#### Task requirements:
Make an exact copy of the records, with the images left out.

#### Extracted material:
==*==
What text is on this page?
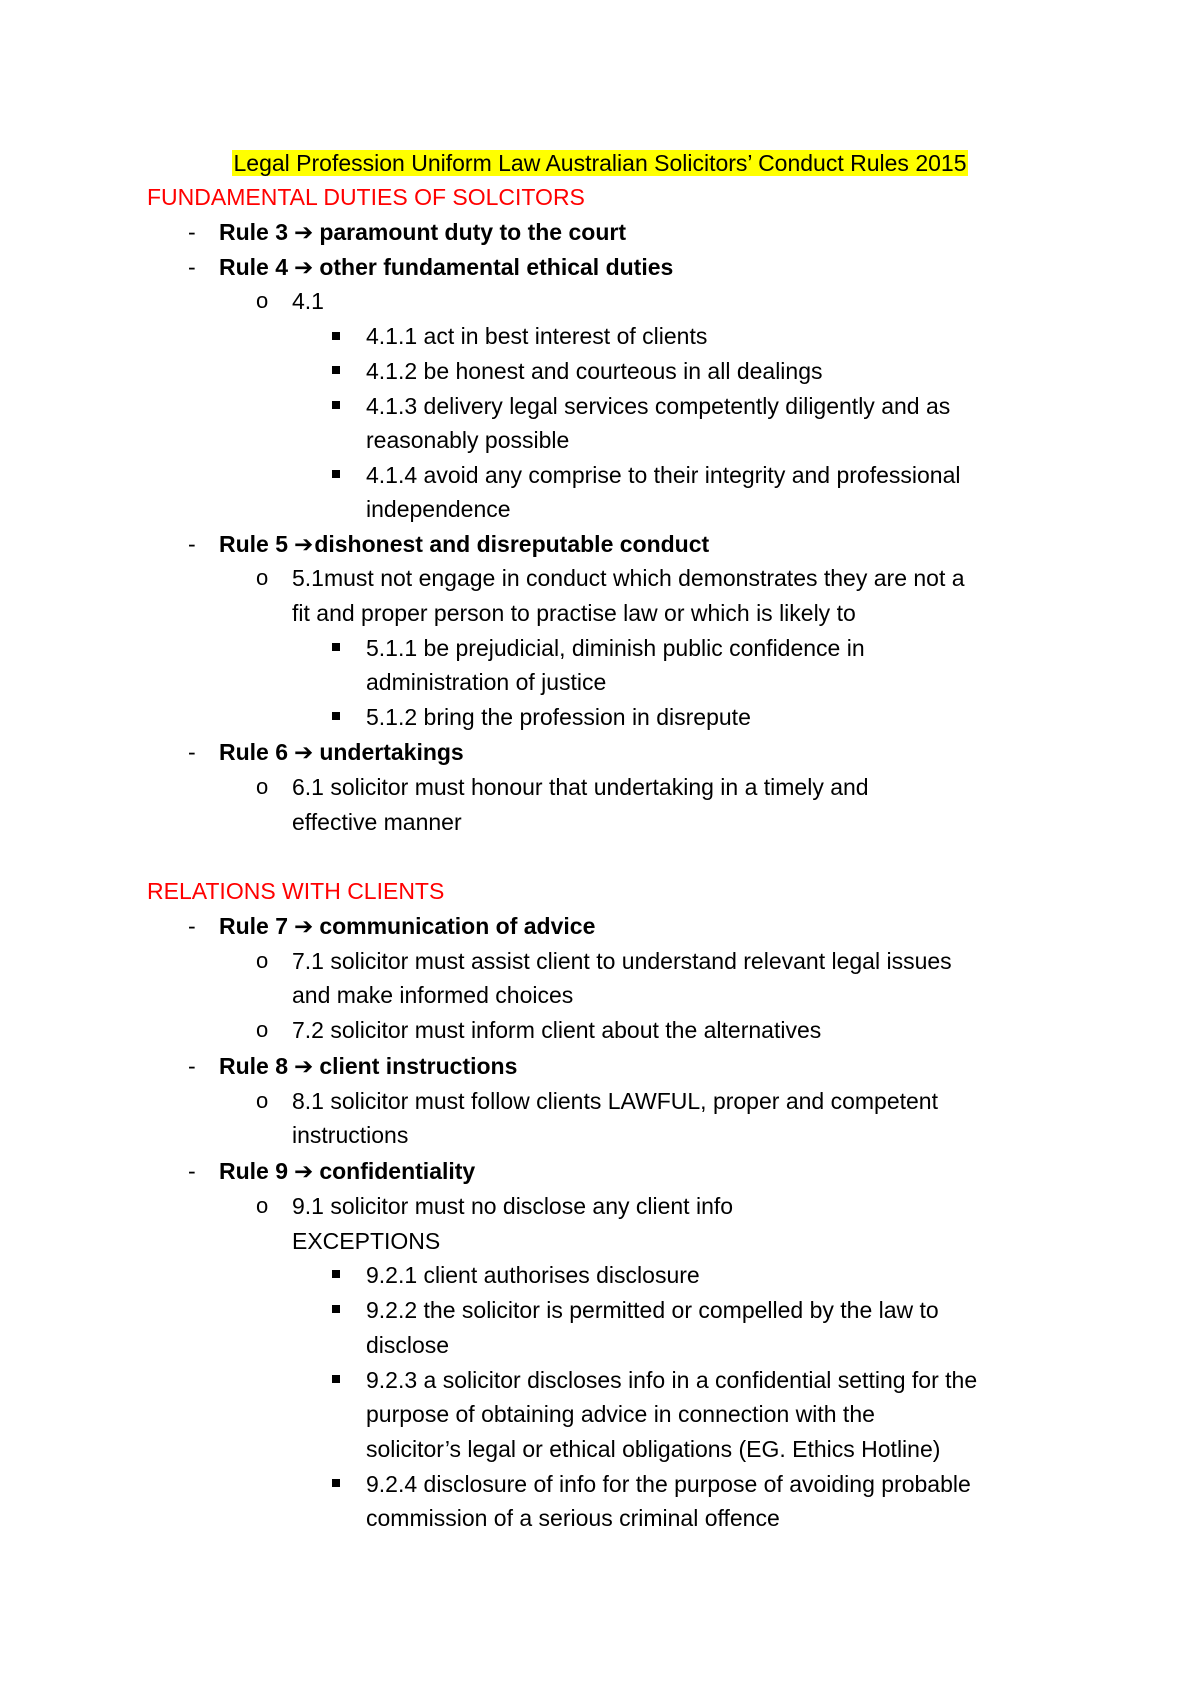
Legal Profession Uniform Law Australian Solicitors’ Conduct Rules 2015
FUNDAMENTAL DUTIES OF SOLCITORS
- Rule 3 ➔ paramount duty to the court
- Rule 4 ➔ other fundamental ethical duties
o 4.1
4.1.1 act in best interest of clients
4.1.2 be honest and courteous in all dealings
4.1.3 delivery legal services competently diligently and as
reasonably possible
4.1.4 avoid any comprise to their integrity and professional
independence
- Rule 5 ➔dishonest and disreputable conduct
o 5.1must not engage in conduct which demonstrates they are not a
fit and proper person to practise law or which is likely to
5.1.1 be prejudicial, diminish public confidence in
administration of justice
5.1.2 bring the profession in disrepute
- Rule 6 ➔ undertakings
o 6.1 solicitor must honour that undertaking in a timely and
effective manner
RELATIONS WITH CLIENTS
- Rule 7 ➔ communication of advice
o 7.1 solicitor must assist client to understand relevant legal issues
and make informed choices
o 7.2 solicitor must inform client about the alternatives
- Rule 8 ➔ client instructions
o 8.1 solicitor must follow clients LAWFUL, proper and competent
instructions
- Rule 9 ➔ confidentiality
o 9.1 solicitor must no disclose any client info
EXCEPTIONS
9.2.1 client authorises disclosure
9.2.2 the solicitor is permitted or compelled by the law to
disclose
9.2.3 a solicitor discloses info in a confidential setting for the
purpose of obtaining advice in connection with the
solicitor’s legal or ethical obligations (EG. Ethics Hotline)
9.2.4 disclosure of info for the purpose of avoiding probable
commission of a serious criminal offence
==*==
#### Response to this exercise:
What text is on this page?
Legal Profession Uniform Law Australian Solicitors’ Conduct Rules 2015
FUNDAMENTAL DUTIES OF SOLCITORS
- Rule 3 ➔ paramount duty to the court
- Rule 4 ➔ other fundamental ethical duties
o 4.1
4.1.1 act in best interest of clients
4.1.2 be honest and courteous in all dealings
4.1.3 delivery legal services competently diligently and as
reasonably possible
4.1.4 avoid any comprise to their integrity and professional
independence
- Rule 5 ➔dishonest and disreputable conduct
o 5.1must not engage in conduct which demonstrates they are not a
fit and proper person to practise law or which is likely to
5.1.1 be prejudicial, diminish public confidence in
administration of justice
5.1.2 bring the profession in disrepute
- Rule 6 ➔ undertakings
o 6.1 solicitor must honour that undertaking in a timely and
effective manner
RELATIONS WITH CLIENTS
- Rule 7 ➔ communication of advice
o 7.1 solicitor must assist client to understand relevant legal issues
and make informed choices
o 7.2 solicitor must inform client about the alternatives
- Rule 8 ➔ client instructions
o 8.1 solicitor must follow clients LAWFUL, proper and competent
instructions
- Rule 9 ➔ confidentiality
o 9.1 solicitor must no disclose any client info
EXCEPTIONS
9.2.1 client authorises disclosure
9.2.2 the solicitor is permitted or compelled by the law to
disclose
9.2.3 a solicitor discloses info in a confidential setting for the
purpose of obtaining advice in connection with the
solicitor’s legal or ethical obligations (EG. Ethics Hotline)
9.2.4 disclosure of info for the purpose of avoiding probable
commission of a serious criminal offence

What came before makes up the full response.